_THE PROBLEM_.
Check each line of the entries below for the string "internal"; copy every line where it appears.

(Entries taken from a collection)
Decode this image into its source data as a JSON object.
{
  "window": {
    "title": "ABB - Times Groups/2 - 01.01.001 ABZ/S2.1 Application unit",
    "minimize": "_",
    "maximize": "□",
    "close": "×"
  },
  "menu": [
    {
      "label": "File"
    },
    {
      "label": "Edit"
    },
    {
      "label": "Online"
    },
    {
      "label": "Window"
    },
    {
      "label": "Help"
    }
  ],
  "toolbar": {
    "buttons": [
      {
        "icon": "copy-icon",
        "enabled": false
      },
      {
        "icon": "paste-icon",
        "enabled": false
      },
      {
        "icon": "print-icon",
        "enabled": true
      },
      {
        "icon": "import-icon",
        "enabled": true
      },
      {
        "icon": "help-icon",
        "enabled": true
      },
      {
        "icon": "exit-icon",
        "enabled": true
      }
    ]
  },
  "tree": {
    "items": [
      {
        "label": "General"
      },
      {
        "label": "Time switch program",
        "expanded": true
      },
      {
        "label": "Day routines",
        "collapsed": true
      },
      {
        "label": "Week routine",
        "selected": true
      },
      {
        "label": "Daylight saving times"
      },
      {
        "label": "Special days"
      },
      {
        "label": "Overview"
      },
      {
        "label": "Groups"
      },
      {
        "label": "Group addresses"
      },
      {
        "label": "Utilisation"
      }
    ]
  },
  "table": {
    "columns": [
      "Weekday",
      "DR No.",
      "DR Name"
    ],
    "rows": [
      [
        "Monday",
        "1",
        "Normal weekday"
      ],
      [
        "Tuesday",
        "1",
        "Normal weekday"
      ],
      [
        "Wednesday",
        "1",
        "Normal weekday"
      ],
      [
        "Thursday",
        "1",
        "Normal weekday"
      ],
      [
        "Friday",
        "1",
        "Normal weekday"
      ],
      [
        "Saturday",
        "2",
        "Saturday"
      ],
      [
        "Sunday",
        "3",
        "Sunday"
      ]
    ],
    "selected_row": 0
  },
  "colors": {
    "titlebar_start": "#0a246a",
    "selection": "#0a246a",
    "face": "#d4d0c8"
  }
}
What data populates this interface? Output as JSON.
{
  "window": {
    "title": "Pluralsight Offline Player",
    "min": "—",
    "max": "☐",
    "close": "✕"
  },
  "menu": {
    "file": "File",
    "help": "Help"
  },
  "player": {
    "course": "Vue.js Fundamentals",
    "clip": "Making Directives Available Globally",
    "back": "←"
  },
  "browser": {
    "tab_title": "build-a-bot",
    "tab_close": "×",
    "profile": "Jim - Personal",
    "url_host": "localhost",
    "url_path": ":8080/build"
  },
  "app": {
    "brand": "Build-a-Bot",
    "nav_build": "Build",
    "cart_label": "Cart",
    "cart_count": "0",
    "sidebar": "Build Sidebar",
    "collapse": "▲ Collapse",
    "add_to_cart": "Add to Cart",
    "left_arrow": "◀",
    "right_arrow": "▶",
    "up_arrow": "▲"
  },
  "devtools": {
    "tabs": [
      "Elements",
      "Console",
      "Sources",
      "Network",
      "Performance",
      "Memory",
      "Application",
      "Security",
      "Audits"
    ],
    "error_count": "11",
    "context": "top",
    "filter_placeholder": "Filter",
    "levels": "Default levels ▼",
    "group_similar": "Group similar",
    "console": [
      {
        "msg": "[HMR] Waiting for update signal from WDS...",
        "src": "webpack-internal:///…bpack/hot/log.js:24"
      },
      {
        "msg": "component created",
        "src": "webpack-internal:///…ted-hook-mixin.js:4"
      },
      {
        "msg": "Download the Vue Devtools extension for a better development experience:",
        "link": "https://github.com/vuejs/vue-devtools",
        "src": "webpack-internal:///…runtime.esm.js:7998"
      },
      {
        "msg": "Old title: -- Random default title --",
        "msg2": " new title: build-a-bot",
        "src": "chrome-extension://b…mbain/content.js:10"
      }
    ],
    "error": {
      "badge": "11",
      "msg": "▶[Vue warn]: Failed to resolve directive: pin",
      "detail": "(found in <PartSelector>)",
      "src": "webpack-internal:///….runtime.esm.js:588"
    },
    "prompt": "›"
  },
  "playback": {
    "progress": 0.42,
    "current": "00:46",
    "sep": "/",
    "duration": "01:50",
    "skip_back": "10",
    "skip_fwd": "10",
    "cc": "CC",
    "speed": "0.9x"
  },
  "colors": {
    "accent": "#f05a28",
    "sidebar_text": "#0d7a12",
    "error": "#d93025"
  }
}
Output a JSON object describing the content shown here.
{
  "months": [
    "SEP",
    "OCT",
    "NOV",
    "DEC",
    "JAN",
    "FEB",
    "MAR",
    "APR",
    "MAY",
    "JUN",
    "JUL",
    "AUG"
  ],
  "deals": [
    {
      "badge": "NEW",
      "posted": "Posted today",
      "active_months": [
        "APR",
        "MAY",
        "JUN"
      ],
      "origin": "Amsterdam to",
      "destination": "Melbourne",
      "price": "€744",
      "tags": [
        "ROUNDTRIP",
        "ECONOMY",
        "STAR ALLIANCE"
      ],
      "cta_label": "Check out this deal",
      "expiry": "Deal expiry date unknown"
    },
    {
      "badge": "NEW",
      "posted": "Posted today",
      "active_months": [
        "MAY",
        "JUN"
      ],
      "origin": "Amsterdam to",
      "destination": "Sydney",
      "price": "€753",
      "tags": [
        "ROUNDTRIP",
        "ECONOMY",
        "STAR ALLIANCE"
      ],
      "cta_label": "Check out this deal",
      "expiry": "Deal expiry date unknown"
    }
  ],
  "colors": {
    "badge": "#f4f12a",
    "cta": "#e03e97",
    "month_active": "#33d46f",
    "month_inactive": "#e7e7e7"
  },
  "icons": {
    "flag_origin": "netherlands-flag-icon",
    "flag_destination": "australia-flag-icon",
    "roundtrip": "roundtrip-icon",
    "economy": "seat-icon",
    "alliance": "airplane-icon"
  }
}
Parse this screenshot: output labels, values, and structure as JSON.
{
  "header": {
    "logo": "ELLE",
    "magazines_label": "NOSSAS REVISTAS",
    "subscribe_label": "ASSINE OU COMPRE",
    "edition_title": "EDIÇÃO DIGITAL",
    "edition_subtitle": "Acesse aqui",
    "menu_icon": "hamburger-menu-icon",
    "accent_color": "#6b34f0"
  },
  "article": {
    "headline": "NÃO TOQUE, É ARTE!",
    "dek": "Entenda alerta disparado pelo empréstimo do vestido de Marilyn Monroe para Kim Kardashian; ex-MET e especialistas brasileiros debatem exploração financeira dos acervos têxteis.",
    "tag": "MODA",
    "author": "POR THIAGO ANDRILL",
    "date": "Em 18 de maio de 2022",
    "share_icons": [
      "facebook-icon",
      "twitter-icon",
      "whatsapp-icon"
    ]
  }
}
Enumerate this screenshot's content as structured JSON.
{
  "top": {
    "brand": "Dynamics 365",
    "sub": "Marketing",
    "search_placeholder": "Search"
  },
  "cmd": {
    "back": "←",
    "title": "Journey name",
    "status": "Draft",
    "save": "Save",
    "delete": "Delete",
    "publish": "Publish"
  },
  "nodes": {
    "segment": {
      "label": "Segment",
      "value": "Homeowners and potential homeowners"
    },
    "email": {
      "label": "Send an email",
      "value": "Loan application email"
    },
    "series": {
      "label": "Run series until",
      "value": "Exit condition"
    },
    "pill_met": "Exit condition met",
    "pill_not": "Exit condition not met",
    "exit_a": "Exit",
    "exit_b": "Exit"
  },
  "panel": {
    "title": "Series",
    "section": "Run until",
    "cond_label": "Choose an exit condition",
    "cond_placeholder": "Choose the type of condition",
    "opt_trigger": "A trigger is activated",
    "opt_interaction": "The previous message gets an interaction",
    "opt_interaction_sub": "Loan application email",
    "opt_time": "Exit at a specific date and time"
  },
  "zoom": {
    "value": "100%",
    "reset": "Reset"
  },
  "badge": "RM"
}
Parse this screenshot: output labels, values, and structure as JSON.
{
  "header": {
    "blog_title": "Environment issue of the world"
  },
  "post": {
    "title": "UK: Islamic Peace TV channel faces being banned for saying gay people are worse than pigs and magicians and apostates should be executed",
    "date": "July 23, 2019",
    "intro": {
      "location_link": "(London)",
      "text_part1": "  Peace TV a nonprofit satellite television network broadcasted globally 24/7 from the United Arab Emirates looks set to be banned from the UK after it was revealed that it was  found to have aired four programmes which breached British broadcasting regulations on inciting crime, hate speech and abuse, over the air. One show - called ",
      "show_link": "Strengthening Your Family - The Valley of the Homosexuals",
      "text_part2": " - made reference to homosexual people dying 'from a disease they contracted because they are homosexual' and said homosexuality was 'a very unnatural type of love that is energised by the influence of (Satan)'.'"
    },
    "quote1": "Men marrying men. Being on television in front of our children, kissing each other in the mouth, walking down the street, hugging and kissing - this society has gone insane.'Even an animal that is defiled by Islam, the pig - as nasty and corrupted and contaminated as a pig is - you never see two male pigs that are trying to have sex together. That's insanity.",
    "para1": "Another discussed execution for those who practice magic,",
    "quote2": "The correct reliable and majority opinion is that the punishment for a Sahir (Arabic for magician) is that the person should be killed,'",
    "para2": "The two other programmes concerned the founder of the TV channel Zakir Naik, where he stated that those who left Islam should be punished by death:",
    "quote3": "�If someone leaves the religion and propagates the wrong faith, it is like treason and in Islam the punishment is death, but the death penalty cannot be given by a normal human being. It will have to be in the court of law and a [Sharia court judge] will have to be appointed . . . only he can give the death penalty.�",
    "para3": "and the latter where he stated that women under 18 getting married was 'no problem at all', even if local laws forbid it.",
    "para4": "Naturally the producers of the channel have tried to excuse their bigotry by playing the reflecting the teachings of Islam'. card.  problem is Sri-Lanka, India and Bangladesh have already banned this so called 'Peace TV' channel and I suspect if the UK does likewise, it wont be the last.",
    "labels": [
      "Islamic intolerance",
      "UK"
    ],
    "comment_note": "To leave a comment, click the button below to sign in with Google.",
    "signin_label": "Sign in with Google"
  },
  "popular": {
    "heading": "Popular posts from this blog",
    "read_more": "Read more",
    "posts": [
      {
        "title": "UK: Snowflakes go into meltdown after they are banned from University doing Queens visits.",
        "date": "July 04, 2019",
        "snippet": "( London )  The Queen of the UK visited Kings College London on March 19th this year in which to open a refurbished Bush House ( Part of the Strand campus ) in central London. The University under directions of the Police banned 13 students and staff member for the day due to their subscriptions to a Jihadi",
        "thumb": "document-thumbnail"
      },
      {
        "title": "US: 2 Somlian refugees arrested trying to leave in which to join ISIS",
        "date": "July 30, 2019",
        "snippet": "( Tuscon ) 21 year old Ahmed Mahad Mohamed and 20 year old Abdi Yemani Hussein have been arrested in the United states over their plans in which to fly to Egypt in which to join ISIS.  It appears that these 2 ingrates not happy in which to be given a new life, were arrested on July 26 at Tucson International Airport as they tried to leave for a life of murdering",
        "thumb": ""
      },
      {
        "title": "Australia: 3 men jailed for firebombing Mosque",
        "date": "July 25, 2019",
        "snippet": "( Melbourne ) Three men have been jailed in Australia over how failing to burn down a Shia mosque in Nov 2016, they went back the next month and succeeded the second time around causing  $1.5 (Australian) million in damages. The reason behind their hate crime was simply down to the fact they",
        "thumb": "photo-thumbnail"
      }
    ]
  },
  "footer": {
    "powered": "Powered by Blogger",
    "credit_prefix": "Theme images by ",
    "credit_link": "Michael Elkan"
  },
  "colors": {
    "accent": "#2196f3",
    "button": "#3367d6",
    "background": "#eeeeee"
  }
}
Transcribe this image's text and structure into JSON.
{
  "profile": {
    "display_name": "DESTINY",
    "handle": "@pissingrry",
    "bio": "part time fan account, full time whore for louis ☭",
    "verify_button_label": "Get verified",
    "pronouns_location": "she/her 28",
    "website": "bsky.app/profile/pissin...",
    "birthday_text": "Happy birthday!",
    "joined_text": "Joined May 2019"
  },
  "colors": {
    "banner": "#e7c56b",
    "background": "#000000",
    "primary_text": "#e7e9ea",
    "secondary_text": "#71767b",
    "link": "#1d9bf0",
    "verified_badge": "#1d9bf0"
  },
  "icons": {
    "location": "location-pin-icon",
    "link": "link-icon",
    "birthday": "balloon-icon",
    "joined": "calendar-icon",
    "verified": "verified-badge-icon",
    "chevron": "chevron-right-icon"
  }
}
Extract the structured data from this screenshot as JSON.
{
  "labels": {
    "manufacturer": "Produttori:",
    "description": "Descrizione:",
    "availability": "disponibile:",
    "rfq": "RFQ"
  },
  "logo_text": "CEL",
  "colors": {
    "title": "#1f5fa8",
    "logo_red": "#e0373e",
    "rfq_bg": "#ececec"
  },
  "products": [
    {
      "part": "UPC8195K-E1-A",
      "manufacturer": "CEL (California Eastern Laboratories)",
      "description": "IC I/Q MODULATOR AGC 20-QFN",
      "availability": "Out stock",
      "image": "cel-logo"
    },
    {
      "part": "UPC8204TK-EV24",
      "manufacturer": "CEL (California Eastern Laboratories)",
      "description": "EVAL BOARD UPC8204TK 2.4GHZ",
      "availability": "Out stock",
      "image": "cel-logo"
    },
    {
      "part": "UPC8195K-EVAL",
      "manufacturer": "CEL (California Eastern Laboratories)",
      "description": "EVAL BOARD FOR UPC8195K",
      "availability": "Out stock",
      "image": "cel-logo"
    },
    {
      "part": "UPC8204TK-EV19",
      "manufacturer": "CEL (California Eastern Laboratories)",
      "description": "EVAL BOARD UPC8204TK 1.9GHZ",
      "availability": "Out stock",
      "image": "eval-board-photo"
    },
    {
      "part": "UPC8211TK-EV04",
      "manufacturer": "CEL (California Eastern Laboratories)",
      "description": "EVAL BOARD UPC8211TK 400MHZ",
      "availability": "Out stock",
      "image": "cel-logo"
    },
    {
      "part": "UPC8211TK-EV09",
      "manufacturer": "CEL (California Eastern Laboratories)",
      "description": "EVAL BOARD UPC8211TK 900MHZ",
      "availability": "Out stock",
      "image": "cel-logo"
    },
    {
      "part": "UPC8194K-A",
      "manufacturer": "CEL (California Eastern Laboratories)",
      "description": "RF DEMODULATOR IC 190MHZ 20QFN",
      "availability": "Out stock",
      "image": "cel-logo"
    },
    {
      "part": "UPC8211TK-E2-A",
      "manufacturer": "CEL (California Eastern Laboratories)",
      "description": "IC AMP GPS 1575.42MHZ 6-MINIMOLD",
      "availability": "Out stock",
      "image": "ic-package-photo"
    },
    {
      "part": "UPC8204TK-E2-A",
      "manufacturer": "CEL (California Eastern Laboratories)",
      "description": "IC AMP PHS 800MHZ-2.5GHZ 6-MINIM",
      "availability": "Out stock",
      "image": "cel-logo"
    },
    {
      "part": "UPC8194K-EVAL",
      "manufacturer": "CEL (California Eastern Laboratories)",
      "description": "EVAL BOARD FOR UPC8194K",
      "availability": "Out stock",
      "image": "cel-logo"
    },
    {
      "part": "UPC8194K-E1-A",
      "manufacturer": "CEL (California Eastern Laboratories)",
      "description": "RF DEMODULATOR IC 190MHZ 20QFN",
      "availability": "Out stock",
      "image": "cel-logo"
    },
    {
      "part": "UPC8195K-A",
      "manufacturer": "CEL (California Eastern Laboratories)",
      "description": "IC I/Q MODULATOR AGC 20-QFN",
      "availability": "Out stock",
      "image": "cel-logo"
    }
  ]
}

_WRITTEN ANSWER_.
        "src": "webpack-internal:///…bpack/hot/log.js:24"
        "src": "webpack-internal:///…ted-hook-mixin.js:4"
        "src": "webpack-internal:///…runtime.esm.js:7998"
      "src": "webpack-internal:///….runtime.esm.js:588"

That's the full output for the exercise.